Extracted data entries

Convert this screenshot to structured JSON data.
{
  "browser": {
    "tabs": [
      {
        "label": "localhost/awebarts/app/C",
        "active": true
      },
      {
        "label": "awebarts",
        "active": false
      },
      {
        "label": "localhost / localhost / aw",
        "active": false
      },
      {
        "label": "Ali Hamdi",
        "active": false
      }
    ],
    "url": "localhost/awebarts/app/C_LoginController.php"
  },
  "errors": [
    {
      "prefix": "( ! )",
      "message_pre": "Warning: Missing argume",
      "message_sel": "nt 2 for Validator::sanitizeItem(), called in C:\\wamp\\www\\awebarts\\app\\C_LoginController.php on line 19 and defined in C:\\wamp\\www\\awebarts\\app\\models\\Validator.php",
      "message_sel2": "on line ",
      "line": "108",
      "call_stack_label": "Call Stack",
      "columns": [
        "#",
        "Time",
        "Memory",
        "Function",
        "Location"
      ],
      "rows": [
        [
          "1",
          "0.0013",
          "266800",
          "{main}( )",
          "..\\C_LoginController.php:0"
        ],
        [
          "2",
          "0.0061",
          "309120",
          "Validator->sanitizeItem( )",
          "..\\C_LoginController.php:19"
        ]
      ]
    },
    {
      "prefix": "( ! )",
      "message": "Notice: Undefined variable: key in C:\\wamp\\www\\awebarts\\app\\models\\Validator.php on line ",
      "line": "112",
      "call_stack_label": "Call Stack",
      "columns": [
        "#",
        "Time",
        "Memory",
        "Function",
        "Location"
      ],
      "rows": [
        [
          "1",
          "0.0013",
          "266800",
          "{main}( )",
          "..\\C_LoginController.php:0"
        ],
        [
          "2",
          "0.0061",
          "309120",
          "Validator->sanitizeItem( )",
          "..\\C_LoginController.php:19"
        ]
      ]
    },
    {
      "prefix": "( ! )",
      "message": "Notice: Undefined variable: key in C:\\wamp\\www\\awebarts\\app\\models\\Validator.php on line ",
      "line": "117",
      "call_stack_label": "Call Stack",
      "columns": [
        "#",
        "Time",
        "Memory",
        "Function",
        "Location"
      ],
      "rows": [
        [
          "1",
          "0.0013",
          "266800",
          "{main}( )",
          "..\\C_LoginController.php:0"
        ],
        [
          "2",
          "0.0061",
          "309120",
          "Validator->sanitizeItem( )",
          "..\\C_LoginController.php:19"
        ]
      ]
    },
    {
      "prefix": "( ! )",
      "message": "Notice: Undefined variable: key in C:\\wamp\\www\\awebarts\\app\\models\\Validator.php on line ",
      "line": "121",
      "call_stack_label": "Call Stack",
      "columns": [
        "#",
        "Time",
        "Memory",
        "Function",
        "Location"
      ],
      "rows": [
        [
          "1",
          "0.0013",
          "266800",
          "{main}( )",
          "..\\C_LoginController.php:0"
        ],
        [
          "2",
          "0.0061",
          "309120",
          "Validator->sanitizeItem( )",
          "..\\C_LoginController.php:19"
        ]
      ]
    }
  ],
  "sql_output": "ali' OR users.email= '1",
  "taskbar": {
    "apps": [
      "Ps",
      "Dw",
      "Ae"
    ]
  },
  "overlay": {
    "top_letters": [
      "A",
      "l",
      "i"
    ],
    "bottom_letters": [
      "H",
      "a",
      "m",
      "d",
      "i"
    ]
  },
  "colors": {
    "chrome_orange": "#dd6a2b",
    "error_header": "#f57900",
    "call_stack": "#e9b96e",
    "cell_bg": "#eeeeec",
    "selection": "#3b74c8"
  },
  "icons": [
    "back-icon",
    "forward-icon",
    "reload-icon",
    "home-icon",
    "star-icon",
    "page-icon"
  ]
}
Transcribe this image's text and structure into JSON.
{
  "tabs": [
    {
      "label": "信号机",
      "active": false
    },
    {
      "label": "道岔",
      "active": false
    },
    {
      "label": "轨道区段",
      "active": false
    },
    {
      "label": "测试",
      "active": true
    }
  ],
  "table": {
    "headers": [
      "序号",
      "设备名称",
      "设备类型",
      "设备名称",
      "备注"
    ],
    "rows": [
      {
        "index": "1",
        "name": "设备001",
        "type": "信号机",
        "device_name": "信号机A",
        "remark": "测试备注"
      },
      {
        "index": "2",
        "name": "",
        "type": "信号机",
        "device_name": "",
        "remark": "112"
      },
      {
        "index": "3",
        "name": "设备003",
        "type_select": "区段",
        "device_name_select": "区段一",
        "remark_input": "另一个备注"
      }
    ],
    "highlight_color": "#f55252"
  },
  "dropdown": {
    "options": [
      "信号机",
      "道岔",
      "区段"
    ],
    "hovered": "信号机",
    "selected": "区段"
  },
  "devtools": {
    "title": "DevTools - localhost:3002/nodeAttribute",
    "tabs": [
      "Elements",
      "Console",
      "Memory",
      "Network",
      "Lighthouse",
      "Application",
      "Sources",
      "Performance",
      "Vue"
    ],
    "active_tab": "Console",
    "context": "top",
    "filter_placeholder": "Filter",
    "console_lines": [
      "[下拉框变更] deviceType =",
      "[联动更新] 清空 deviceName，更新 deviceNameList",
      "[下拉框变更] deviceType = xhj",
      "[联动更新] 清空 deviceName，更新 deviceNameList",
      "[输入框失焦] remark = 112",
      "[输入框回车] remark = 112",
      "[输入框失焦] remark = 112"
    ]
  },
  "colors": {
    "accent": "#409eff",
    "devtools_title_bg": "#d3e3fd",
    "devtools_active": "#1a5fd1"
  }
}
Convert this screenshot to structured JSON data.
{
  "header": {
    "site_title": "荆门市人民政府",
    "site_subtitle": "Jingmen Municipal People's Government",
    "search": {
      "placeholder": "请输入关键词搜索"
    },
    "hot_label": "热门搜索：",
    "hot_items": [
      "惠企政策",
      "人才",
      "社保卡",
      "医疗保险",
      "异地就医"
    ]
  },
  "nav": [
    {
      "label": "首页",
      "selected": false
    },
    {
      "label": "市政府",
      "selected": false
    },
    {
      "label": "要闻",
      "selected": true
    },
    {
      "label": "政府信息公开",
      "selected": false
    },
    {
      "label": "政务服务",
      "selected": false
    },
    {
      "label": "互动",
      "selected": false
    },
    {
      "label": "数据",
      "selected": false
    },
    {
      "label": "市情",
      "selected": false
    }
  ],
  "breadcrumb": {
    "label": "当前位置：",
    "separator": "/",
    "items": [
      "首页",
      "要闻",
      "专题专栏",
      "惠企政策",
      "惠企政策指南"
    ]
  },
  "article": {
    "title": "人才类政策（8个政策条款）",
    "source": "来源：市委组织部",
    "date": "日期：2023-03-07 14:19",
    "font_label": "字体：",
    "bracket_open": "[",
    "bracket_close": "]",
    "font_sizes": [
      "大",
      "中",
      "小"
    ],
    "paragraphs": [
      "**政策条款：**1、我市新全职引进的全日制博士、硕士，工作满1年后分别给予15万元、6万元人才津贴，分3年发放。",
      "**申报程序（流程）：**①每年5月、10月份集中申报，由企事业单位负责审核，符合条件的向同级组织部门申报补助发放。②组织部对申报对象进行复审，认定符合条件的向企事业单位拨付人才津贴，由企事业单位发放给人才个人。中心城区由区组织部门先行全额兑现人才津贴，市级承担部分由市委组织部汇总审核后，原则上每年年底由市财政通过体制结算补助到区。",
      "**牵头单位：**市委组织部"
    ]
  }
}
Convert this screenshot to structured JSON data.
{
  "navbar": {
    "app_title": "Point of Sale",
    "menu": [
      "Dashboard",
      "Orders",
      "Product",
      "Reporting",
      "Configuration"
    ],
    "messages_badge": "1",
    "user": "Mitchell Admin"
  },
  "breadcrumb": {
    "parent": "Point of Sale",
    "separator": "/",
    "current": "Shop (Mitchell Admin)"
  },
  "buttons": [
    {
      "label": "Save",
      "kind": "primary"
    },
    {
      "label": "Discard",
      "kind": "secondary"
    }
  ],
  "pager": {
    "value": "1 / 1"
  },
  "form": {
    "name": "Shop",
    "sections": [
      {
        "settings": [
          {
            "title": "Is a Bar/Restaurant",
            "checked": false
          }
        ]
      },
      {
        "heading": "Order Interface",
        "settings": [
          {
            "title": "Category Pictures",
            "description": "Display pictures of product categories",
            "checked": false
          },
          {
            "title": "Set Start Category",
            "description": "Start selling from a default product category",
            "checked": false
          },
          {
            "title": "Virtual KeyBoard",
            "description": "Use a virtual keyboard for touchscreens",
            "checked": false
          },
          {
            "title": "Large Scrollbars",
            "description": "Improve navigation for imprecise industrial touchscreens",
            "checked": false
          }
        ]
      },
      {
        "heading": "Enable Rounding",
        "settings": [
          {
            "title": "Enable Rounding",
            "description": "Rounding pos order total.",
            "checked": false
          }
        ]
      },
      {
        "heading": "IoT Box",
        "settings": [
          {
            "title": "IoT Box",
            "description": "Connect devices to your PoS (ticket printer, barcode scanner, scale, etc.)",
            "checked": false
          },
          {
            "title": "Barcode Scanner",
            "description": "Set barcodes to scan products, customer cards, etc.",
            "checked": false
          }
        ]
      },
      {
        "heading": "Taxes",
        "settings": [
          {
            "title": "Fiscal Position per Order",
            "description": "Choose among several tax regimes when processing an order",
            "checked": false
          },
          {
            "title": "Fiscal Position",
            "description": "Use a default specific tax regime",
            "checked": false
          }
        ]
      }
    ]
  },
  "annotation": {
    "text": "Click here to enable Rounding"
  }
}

**Directions for this task:**
Each line that holds the word "localhost" is to be copied.

**Answer for the task:**
        "label": "localhost/awebarts/app/C",
        "label": "localhost / localhost / aw",
    "url": "localhost/awebarts/app/C_LoginController.php"
    "title": "DevTools - localhost:3002/nodeAttribute",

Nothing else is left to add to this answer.